▸ MATERIAL FOR THIS EXERCISE
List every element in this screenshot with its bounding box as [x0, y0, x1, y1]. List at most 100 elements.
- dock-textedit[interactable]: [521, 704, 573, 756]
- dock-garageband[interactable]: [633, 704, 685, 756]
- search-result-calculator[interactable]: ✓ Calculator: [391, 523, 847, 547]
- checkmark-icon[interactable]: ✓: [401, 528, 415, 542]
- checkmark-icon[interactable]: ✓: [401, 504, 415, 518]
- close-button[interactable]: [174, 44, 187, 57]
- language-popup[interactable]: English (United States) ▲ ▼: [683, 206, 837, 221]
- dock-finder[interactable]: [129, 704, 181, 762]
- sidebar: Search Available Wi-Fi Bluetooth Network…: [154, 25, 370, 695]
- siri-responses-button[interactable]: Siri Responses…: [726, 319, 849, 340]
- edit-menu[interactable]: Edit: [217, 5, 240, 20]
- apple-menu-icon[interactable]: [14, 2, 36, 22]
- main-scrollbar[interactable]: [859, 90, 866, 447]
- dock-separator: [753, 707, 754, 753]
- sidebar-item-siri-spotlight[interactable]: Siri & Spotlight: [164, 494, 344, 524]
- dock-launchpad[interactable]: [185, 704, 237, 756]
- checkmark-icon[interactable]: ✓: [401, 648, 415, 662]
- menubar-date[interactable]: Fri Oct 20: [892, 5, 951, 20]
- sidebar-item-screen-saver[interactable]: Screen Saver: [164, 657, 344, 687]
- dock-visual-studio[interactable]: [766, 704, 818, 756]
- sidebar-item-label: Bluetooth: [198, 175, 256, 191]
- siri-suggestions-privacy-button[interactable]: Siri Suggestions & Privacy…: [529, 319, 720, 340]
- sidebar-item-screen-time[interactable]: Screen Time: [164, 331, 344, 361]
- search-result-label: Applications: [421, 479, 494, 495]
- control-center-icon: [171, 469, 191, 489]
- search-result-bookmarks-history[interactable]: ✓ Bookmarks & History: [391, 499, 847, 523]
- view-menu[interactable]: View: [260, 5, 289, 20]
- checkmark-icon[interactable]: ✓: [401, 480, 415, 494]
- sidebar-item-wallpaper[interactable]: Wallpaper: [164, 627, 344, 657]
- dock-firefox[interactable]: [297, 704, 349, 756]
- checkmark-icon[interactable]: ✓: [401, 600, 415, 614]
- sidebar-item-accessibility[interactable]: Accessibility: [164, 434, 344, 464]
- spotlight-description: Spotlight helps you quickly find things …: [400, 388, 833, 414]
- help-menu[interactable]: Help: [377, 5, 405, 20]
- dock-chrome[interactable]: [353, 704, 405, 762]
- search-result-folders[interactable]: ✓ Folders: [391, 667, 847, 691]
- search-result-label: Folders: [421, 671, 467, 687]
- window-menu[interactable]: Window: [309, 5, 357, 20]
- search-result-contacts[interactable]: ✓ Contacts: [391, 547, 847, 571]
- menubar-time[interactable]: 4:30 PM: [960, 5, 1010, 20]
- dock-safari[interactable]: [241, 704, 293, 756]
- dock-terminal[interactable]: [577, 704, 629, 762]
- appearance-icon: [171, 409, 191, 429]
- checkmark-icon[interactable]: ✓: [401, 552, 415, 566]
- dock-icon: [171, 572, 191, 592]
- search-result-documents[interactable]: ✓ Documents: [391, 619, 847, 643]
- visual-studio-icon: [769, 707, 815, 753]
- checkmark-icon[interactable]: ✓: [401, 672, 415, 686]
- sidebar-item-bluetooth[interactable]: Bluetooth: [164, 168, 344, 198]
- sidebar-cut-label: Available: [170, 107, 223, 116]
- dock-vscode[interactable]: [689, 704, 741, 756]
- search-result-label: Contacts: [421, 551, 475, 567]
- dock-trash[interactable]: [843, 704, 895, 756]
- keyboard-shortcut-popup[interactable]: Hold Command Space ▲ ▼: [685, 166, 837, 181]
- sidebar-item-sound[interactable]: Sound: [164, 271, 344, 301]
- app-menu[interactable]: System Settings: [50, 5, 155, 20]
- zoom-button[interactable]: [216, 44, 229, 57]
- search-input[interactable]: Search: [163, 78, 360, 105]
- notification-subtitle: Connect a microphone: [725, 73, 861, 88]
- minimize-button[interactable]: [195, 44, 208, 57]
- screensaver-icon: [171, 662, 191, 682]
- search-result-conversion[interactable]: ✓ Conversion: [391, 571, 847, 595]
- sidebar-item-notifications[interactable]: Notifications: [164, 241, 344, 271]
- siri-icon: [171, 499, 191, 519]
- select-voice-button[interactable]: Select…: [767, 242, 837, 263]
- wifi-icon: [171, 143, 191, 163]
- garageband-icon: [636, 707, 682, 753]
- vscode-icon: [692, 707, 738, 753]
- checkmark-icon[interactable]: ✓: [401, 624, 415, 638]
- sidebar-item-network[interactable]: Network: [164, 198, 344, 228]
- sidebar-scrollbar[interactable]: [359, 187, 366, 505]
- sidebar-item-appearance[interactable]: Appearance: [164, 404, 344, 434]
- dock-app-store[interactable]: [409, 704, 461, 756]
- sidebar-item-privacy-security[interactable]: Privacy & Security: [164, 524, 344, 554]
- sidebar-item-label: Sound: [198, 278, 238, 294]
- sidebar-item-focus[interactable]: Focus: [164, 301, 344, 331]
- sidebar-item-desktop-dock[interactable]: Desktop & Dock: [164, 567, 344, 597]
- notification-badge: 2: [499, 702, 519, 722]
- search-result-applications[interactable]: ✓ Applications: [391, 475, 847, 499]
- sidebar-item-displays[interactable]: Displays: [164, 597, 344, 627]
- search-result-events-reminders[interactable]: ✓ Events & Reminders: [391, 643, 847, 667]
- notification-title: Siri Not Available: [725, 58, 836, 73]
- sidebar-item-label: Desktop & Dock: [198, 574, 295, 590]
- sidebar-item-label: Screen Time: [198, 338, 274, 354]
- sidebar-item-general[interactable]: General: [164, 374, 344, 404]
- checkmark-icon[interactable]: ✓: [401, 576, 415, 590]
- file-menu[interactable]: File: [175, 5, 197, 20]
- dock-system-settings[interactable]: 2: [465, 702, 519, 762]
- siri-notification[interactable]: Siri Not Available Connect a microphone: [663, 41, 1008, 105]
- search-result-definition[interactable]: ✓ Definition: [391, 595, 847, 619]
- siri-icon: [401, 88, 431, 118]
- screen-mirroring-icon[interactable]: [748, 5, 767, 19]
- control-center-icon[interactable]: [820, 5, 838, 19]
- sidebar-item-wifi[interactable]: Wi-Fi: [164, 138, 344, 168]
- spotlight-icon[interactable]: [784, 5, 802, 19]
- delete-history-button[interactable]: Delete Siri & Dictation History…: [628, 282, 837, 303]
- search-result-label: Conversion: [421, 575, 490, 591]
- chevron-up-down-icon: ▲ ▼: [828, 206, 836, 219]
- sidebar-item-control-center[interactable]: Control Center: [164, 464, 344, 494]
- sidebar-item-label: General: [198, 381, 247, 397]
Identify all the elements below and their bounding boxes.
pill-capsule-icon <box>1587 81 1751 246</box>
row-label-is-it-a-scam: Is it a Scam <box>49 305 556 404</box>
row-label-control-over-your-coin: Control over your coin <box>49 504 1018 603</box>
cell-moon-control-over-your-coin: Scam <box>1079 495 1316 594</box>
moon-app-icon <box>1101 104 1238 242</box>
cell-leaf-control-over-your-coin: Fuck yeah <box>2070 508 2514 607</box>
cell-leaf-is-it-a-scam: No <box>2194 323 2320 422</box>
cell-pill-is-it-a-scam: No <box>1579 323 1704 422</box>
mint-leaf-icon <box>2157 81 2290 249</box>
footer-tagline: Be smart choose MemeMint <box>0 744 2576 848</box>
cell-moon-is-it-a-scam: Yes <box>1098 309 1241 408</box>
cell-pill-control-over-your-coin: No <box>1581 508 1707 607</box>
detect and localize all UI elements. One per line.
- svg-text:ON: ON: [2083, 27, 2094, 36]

▸ SHORT PROBLEM
Reproduce the lines from the first one through the line containing "- checkmark-icon[interactable]: ✓: [401, 480, 415, 494]", substituting "tick-icon" for every "checkmark-icon" and leaving everything else unchanged.

▸ RESPONSE
List every element in this screenshot with its bounding box as [x0, y0, x1, y1]. List at most 100 elements.
- dock-textedit[interactable]: [521, 704, 573, 756]
- dock-garageband[interactable]: [633, 704, 685, 756]
- search-result-calculator[interactable]: ✓ Calculator: [391, 523, 847, 547]
- tick-icon[interactable]: ✓: [401, 528, 415, 542]
- tick-icon[interactable]: ✓: [401, 504, 415, 518]
- close-button[interactable]: [174, 44, 187, 57]
- language-popup[interactable]: English (United States) ▲ ▼: [683, 206, 837, 221]
- dock-finder[interactable]: [129, 704, 181, 762]
- sidebar: Search Available Wi-Fi Bluetooth Network…: [154, 25, 370, 695]
- siri-responses-button[interactable]: Siri Responses…: [726, 319, 849, 340]
- edit-menu[interactable]: Edit: [217, 5, 240, 20]
- apple-menu-icon[interactable]: [14, 2, 36, 22]
- main-scrollbar[interactable]: [859, 90, 866, 447]
- dock-separator: [753, 707, 754, 753]
- sidebar-item-siri-spotlight[interactable]: Siri & Spotlight: [164, 494, 344, 524]
- dock-launchpad[interactable]: [185, 704, 237, 756]
- tick-icon[interactable]: ✓: [401, 648, 415, 662]
- menubar-date[interactable]: Fri Oct 20: [892, 5, 951, 20]
- sidebar-item-screen-saver[interactable]: Screen Saver: [164, 657, 344, 687]
- dock-visual-studio[interactable]: [766, 704, 818, 756]
- sidebar-item-label: Bluetooth: [198, 175, 256, 191]
- siri-suggestions-privacy-button[interactable]: Siri Suggestions & Privacy…: [529, 319, 720, 340]
- sidebar-item-screen-time[interactable]: Screen Time: [164, 331, 344, 361]
- search-result-label: Applications: [421, 479, 494, 495]
- control-center-icon: [171, 469, 191, 489]
- search-result-bookmarks-history[interactable]: ✓ Bookmarks & History: [391, 499, 847, 523]
- view-menu[interactable]: View: [260, 5, 289, 20]
- tick-icon[interactable]: ✓: [401, 480, 415, 494]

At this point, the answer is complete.